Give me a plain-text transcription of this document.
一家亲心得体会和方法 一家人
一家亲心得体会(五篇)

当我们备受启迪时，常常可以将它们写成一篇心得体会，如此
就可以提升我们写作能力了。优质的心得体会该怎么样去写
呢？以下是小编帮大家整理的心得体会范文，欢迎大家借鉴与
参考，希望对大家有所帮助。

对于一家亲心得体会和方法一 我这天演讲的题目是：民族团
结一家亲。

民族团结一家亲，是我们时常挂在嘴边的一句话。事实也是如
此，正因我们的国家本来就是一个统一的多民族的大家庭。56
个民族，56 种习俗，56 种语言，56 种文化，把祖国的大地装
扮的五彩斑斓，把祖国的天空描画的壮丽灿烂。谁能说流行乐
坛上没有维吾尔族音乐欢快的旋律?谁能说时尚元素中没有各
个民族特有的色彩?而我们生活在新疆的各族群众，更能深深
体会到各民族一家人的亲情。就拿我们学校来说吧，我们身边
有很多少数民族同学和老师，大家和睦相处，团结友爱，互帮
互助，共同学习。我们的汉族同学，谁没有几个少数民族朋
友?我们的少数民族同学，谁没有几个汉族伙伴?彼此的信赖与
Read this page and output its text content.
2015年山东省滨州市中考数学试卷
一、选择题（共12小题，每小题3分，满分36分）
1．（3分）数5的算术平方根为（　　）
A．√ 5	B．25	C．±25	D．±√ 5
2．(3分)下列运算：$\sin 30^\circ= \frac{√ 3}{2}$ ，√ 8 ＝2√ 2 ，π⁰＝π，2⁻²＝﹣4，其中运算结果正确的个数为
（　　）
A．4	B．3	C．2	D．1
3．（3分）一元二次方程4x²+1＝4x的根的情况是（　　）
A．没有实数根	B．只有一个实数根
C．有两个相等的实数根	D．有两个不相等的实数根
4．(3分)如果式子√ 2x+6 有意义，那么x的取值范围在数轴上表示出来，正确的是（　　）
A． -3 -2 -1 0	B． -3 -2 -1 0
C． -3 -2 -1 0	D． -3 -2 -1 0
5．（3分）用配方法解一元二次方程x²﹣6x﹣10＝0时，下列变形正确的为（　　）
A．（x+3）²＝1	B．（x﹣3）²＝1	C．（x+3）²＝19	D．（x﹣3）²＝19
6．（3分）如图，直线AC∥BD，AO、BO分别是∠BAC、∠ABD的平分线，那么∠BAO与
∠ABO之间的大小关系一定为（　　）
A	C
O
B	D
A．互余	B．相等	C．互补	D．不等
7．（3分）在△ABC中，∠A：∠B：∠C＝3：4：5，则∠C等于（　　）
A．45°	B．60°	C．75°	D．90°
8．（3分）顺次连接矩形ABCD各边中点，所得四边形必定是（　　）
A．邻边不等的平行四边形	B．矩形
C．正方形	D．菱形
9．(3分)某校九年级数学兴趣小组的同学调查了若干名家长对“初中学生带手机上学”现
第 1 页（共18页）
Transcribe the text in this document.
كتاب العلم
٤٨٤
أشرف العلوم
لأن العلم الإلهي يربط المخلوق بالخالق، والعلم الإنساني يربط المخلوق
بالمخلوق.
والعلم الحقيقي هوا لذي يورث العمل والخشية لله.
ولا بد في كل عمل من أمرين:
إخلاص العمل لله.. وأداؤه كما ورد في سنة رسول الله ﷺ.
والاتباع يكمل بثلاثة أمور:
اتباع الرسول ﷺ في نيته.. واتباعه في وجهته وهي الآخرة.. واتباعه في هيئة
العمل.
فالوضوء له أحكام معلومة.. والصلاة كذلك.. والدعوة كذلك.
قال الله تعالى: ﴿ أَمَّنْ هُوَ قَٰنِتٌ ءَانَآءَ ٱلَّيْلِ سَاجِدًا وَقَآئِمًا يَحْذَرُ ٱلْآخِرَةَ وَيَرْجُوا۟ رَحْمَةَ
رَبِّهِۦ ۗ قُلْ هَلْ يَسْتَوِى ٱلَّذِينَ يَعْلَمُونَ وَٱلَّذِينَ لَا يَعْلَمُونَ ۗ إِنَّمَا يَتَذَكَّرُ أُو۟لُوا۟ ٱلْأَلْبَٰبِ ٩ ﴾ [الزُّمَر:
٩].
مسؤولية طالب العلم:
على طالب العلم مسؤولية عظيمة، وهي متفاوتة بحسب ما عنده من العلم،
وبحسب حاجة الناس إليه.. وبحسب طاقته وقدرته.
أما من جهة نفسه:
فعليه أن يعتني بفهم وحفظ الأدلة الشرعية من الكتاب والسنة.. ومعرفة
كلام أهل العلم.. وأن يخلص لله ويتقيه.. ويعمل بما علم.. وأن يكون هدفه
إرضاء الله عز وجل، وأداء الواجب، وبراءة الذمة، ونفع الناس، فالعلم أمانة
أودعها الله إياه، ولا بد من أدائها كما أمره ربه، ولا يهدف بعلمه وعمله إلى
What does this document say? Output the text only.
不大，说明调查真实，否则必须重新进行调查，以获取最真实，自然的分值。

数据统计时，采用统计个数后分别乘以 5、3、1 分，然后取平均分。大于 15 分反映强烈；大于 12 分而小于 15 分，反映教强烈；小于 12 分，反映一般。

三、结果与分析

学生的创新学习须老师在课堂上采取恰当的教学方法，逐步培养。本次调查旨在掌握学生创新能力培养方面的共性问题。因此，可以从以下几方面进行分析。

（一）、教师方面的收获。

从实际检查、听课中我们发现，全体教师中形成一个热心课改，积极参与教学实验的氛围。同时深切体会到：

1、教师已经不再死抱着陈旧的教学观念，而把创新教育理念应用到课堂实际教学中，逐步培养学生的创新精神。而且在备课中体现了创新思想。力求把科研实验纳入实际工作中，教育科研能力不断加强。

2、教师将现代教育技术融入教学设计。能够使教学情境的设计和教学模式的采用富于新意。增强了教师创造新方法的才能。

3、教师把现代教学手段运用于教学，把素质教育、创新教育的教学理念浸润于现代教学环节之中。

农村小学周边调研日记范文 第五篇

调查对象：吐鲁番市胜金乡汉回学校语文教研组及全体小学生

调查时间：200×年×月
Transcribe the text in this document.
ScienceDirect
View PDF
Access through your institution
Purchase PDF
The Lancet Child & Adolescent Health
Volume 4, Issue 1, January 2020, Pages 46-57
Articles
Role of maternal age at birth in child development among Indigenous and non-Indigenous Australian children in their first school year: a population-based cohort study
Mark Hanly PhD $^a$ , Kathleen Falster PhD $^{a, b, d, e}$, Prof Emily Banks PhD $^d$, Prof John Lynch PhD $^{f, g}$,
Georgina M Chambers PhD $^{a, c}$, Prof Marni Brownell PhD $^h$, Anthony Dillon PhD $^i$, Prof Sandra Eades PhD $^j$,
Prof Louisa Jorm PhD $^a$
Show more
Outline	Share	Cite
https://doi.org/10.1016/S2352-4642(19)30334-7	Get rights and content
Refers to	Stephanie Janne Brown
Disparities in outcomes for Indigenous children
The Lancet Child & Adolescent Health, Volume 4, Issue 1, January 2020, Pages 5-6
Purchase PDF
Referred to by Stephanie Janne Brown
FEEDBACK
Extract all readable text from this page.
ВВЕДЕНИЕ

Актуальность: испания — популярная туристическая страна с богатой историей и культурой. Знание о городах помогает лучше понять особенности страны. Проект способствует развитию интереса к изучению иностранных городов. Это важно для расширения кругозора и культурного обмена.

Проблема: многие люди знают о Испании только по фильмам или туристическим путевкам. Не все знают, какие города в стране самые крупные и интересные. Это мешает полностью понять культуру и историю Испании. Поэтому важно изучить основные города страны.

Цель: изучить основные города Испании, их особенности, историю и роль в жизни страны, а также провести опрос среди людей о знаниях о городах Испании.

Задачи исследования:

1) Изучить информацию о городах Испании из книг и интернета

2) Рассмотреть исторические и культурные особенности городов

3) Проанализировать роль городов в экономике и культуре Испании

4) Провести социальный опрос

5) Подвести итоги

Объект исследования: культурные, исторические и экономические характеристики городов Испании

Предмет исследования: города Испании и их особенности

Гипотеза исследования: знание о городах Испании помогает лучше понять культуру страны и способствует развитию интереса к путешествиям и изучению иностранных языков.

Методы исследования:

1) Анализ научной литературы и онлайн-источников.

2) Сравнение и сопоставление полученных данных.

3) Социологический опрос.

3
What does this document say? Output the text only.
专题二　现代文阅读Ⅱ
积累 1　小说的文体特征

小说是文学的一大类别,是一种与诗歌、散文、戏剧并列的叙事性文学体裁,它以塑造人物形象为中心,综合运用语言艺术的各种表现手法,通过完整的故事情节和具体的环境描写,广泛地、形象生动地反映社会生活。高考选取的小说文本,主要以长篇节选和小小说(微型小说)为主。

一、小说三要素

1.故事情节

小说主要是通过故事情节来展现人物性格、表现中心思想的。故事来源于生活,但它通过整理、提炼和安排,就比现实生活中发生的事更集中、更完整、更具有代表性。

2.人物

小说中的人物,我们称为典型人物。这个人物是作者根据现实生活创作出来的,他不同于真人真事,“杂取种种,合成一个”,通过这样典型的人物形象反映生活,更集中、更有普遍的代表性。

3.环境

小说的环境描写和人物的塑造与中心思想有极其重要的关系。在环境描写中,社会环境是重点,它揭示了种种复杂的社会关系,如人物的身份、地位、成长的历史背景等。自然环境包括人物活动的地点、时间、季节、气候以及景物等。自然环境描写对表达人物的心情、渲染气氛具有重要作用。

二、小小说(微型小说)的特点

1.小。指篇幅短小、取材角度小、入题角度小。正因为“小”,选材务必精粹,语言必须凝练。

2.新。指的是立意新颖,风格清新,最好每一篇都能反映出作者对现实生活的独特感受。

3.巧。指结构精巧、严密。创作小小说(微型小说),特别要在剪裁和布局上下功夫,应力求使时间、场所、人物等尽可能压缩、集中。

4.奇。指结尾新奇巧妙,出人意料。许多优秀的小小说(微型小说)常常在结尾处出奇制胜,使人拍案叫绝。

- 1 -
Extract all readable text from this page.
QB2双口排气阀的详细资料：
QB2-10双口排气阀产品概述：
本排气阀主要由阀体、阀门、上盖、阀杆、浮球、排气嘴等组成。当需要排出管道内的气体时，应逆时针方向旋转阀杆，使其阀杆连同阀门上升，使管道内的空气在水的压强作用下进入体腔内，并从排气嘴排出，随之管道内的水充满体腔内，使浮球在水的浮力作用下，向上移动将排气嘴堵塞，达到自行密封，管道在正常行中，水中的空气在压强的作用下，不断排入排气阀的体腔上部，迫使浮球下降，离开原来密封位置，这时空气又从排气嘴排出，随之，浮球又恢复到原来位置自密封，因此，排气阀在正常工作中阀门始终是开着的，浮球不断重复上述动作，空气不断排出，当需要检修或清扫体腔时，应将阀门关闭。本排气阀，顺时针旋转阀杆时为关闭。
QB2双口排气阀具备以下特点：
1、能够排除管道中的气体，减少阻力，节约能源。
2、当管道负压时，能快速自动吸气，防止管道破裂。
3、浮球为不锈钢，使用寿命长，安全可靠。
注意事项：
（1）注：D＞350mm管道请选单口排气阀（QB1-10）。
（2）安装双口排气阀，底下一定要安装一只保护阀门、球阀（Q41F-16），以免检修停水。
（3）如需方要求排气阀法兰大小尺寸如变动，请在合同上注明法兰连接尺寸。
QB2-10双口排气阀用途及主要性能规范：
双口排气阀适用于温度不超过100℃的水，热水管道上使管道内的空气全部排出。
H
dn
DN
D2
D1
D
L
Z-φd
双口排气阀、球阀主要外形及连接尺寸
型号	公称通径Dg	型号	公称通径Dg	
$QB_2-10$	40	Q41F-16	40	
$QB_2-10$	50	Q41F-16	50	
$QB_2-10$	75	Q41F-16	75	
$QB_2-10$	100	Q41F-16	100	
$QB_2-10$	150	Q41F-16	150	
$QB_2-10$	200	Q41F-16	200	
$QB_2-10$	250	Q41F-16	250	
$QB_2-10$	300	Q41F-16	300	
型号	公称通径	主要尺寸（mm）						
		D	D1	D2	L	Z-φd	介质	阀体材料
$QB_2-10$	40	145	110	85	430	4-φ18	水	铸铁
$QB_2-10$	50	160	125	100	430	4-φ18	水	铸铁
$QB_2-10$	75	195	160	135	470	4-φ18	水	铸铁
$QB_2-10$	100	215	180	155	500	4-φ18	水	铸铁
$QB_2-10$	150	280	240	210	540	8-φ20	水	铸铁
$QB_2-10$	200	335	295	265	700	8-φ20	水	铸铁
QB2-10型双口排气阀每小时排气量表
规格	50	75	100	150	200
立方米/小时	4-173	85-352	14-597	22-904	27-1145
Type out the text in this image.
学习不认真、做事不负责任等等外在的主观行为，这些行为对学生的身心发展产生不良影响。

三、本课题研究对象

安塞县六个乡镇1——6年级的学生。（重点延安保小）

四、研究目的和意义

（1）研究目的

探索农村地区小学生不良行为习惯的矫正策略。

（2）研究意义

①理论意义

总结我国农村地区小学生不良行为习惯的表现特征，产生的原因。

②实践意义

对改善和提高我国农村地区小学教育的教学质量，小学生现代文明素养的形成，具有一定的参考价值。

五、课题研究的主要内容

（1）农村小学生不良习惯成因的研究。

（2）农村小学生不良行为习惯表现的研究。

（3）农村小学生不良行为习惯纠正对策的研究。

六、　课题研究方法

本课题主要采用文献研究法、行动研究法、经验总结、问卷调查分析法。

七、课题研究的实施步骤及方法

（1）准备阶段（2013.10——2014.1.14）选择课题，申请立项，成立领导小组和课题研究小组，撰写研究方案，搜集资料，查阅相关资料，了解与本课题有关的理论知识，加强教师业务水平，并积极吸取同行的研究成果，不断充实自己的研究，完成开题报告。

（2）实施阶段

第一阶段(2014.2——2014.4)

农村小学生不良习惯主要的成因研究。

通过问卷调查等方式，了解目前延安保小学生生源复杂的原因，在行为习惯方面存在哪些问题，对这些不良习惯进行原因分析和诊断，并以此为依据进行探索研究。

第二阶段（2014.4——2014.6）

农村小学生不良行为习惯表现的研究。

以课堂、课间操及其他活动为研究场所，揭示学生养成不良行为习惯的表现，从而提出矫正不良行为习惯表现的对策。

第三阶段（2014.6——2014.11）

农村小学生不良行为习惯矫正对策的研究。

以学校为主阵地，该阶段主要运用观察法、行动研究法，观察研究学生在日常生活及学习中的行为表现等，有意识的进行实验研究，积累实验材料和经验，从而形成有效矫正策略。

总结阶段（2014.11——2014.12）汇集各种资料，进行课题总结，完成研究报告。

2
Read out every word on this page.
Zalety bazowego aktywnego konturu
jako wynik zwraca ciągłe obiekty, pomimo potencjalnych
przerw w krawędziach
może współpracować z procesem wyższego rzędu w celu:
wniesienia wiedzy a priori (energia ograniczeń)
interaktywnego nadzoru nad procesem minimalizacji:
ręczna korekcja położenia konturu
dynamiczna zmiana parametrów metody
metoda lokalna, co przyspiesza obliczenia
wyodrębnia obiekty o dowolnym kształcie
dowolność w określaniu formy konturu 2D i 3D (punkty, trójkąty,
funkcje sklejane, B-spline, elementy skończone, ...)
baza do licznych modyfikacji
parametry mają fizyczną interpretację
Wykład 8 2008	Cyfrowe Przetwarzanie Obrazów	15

-.-.-

What you need to do
Return the lines beginning at the one that contains "Read out every word on this page." and continuing through the last line of the data, exactly as they stand and without any others.

Response for this exercise
Read out every word on this page.
Zalety bazowego aktywnego konturu
jako wynik zwraca ciągłe obiekty, pomimo potencjalnych
przerw w krawędziach
może współpracować z procesem wyższego rzędu w celu:
wniesienia wiedzy a priori (energia ograniczeń)
interaktywnego nadzoru nad procesem minimalizacji:
ręczna korekcja położenia konturu
dynamiczna zmiana parametrów metody
metoda lokalna, co przyspiesza obliczenia
wyodrębnia obiekty o dowolnym kształcie
dowolność w określaniu formy konturu 2D i 3D (punkty, trójkąty,
funkcje sklejane, B-spline, elementy skończone, ...)
baza do licznych modyfikacji
parametry mają fizyczną interpretację
Wykład 8 2008	Cyfrowe Przetwarzanie Obrazów	15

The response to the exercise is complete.